[A run of records]
○ ○ ○ ○ ○ ○ ○

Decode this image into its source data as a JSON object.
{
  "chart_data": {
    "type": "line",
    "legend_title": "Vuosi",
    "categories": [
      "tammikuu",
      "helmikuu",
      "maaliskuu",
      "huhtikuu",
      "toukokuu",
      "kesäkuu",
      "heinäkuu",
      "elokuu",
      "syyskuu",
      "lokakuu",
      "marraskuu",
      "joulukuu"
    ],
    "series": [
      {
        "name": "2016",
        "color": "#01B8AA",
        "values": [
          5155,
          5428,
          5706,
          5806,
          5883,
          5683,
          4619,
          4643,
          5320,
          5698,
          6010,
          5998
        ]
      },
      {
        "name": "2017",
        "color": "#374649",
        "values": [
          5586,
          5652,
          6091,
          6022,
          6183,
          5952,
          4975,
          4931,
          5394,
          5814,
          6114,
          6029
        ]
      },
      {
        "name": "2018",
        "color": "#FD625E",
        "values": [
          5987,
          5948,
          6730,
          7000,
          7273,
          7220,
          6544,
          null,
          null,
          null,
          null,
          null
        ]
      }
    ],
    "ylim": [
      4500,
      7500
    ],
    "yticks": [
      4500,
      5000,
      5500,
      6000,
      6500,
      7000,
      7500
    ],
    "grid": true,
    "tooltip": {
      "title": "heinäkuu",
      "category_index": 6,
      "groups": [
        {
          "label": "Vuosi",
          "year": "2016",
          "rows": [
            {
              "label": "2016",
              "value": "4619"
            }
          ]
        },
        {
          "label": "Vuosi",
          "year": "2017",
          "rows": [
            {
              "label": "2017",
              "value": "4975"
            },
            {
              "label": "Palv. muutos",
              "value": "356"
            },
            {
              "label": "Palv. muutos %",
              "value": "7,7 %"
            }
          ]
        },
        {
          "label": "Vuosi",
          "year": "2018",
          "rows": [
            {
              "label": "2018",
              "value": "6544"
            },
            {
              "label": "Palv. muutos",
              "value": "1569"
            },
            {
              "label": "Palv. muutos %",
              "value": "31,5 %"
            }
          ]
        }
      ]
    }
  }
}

○ ○ ○ ○ ○ ○ ○

## Directions
Track down every line holding the string "color" and copy it.

## Task answer
        "color": "#01B8AA",
        "color": "#374649",
        "color": "#FD625E",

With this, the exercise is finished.